**Given request**
Take from the listing each line that has the string "semilunar".

─── Data for the task

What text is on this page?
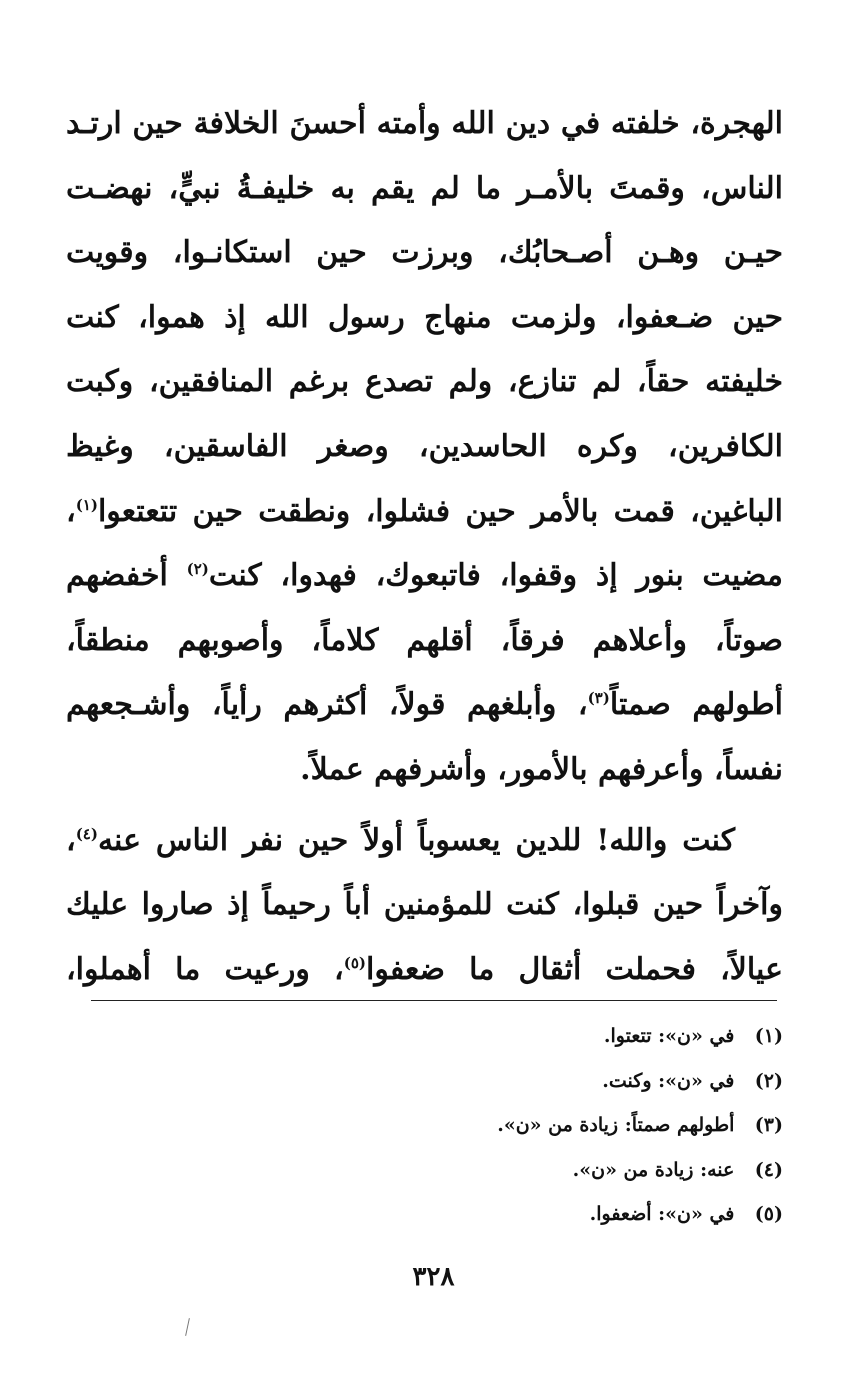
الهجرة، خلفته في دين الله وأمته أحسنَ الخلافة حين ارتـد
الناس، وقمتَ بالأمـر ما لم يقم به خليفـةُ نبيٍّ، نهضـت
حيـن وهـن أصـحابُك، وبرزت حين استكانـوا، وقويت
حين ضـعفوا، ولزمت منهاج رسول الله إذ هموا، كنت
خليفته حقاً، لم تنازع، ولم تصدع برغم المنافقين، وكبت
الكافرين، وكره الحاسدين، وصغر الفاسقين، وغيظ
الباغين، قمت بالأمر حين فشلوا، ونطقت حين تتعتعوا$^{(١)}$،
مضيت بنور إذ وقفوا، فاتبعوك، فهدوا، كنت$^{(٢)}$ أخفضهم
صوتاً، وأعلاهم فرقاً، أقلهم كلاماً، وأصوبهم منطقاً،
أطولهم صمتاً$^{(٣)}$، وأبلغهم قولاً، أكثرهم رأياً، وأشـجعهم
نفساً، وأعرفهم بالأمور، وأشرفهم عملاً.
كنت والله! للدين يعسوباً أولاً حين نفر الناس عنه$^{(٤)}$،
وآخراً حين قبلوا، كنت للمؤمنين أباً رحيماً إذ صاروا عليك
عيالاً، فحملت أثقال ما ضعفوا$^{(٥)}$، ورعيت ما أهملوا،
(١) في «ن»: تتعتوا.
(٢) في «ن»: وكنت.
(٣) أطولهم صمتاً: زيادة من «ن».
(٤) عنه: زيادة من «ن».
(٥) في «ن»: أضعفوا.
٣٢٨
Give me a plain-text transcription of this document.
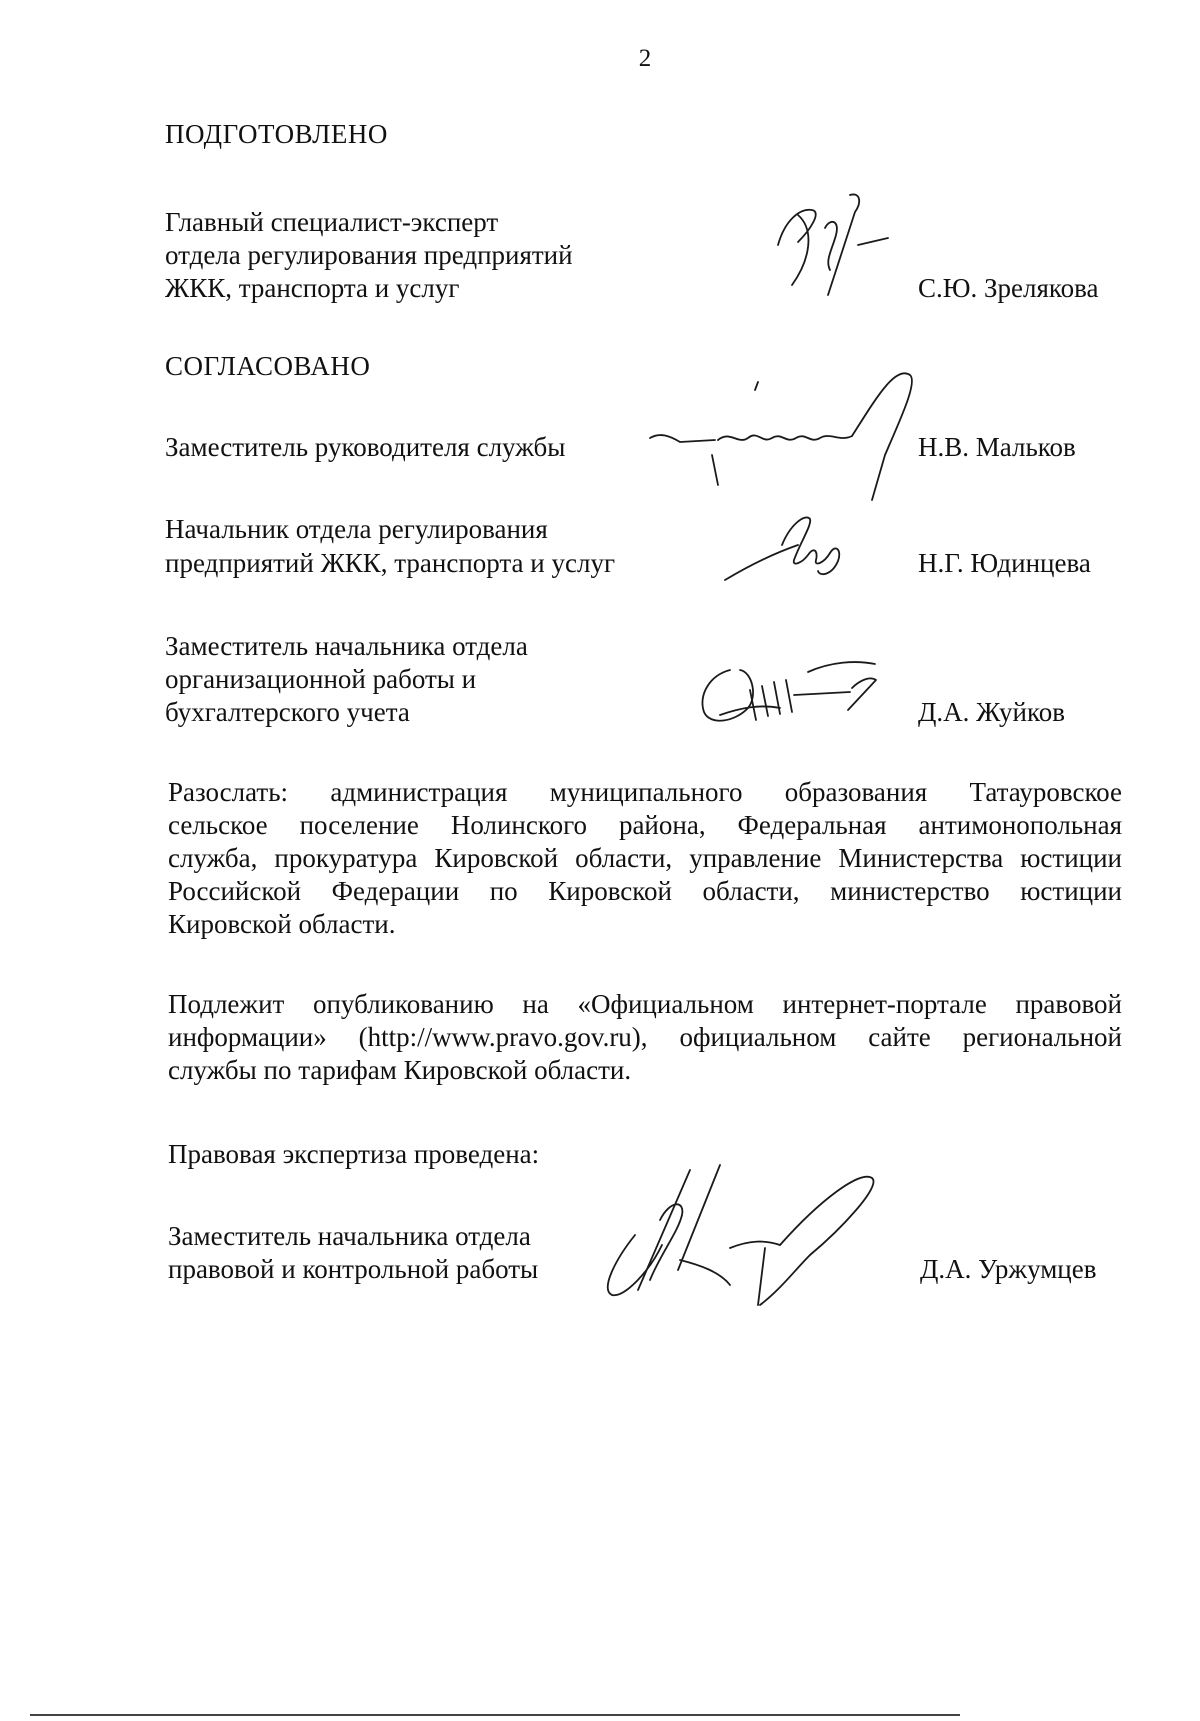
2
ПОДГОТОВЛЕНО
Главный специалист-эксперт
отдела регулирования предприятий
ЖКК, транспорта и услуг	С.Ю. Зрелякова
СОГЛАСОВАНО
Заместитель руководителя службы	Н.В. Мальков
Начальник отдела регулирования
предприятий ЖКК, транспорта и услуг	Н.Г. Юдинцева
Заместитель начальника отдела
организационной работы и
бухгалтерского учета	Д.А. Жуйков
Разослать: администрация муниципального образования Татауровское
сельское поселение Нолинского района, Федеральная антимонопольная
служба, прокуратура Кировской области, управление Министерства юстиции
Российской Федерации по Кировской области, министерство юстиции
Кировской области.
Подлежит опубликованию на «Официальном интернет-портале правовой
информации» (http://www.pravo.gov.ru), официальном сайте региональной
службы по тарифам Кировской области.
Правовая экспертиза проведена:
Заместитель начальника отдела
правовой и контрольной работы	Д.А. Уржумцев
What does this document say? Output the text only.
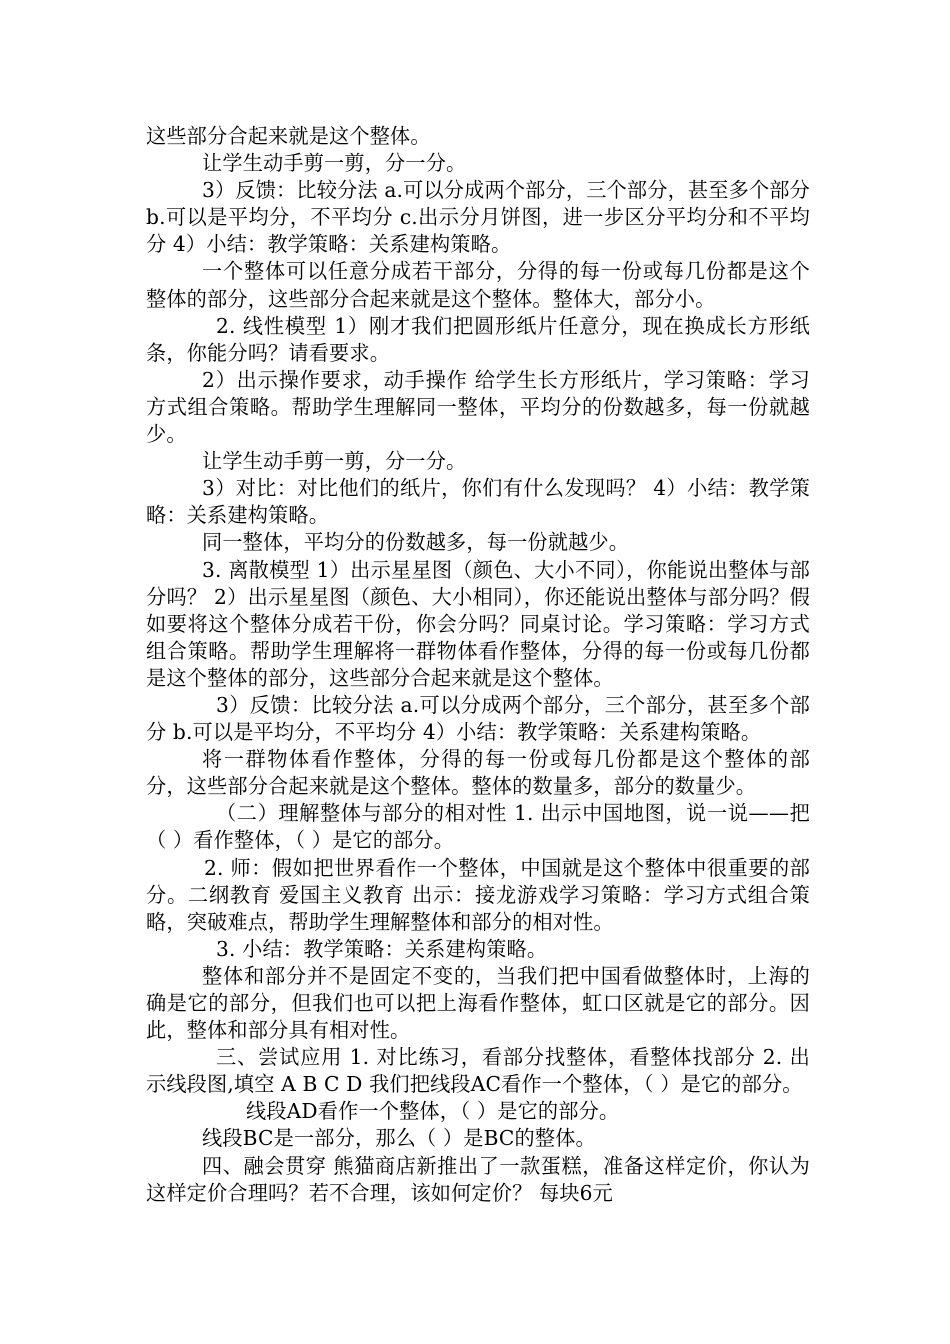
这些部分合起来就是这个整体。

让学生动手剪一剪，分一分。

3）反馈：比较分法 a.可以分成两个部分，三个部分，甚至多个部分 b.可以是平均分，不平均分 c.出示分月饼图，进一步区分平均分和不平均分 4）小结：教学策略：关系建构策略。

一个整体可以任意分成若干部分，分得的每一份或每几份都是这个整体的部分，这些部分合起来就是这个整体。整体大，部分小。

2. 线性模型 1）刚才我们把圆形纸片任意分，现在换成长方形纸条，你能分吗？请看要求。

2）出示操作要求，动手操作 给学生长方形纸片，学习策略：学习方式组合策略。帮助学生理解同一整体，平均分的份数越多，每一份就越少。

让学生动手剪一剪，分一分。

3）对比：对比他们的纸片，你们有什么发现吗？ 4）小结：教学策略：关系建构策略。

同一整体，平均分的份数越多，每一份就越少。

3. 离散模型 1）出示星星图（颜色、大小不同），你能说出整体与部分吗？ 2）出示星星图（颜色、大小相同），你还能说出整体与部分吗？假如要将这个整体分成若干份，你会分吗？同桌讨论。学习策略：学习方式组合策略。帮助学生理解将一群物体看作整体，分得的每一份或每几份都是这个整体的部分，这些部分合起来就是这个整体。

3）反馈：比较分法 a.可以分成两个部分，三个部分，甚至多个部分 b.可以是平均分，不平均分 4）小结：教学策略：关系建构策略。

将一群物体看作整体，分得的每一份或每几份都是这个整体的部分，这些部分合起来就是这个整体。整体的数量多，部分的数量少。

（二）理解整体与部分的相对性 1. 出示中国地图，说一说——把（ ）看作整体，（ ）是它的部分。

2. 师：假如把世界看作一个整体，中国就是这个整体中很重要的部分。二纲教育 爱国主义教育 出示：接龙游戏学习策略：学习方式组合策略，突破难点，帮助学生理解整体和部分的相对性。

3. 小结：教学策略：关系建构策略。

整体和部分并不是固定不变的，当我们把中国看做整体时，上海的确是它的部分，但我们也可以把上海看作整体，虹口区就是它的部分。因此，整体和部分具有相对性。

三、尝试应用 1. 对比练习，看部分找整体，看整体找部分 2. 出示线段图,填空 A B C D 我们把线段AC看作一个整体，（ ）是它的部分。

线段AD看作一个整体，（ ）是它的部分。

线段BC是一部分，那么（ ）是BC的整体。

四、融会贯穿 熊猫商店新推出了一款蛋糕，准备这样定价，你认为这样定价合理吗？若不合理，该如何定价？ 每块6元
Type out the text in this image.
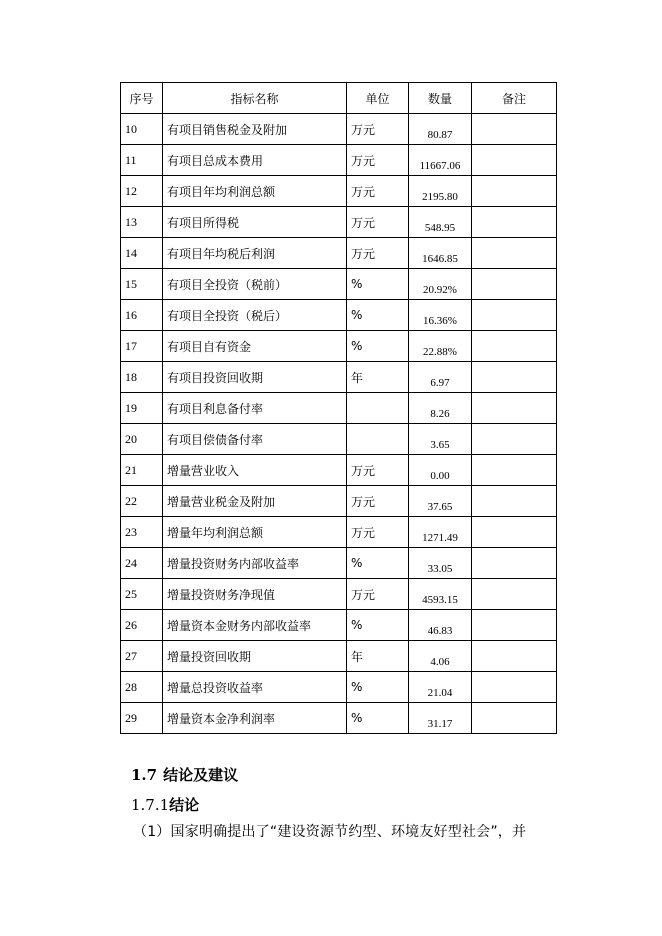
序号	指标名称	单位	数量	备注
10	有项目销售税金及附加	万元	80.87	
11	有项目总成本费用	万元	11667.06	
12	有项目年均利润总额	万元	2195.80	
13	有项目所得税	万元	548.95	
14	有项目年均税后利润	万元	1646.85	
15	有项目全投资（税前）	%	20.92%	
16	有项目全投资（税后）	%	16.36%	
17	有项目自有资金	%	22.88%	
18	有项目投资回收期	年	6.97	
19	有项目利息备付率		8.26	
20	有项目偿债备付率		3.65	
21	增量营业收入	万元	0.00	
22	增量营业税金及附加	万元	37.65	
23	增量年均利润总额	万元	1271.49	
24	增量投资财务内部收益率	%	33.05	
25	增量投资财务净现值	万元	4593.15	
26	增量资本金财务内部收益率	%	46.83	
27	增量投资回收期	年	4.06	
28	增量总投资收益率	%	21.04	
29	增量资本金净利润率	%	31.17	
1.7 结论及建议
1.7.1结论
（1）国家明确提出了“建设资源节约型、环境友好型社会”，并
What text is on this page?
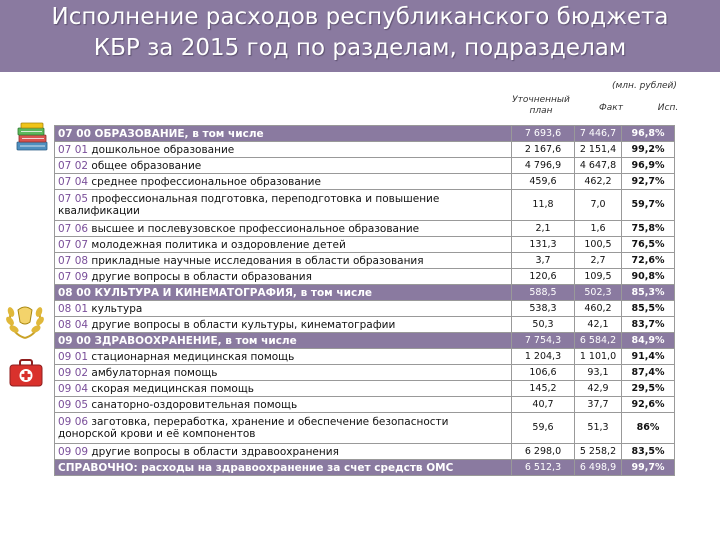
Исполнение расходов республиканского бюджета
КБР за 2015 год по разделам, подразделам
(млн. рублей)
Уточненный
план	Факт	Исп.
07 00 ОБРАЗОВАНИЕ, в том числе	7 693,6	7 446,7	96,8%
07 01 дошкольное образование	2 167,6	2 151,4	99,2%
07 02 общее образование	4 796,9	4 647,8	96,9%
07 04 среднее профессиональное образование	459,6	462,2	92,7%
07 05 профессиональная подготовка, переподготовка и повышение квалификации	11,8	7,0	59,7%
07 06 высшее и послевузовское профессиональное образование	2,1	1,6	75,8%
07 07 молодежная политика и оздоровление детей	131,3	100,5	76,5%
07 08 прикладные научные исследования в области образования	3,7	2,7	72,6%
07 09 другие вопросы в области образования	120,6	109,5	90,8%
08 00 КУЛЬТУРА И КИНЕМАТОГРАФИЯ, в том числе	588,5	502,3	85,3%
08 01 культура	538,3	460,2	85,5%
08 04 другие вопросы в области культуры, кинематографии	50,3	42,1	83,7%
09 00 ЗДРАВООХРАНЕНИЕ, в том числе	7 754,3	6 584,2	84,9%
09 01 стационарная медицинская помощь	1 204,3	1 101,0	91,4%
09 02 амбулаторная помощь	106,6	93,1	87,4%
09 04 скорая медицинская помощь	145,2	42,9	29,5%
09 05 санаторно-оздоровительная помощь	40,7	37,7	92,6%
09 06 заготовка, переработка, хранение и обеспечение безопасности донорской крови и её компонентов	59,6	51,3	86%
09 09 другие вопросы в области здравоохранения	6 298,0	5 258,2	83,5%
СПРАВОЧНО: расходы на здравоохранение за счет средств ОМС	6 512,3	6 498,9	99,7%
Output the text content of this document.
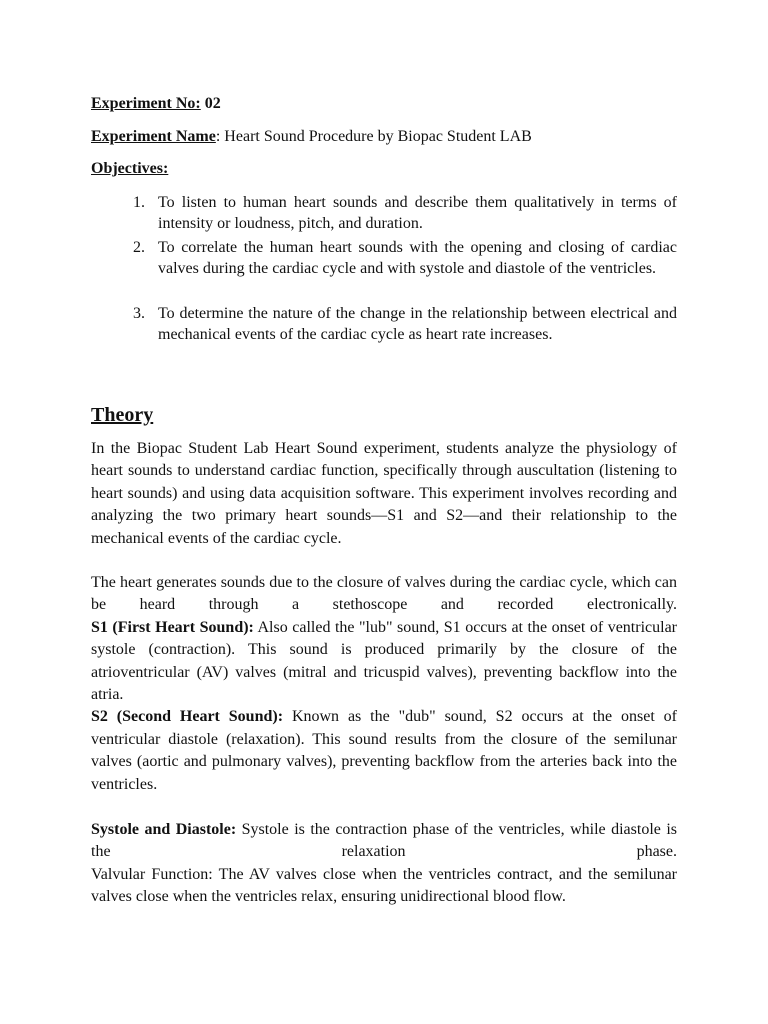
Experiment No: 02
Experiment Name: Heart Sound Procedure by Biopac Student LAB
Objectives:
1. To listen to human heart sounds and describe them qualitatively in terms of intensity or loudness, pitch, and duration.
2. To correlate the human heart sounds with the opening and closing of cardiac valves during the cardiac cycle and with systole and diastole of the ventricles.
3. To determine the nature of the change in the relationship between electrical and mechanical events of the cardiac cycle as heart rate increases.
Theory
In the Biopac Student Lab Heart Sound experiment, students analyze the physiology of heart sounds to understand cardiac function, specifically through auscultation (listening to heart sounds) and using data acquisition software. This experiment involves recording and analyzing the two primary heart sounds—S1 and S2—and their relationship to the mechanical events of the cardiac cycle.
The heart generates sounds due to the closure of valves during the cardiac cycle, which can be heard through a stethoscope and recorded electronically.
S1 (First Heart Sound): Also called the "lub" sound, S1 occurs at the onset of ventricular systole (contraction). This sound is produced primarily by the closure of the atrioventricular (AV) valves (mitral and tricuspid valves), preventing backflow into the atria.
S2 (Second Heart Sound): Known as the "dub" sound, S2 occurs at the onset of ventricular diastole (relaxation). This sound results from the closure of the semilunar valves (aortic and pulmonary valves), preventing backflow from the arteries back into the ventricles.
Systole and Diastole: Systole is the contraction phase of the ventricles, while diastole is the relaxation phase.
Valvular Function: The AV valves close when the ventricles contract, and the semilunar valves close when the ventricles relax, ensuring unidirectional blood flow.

──────

**Full answer**
S2 (Second Heart Sound): Known as the "dub" sound, S2 occurs at the onset of ventricular diastole (relaxation). This sound results from the closure of the semilunar valves (aortic and pulmonary valves), preventing backflow from the arteries back into the ventricles.
Valvular Function: The AV valves close when the ventricles contract, and the semilunar valves close when the ventricles relax, ensuring unidirectional blood flow.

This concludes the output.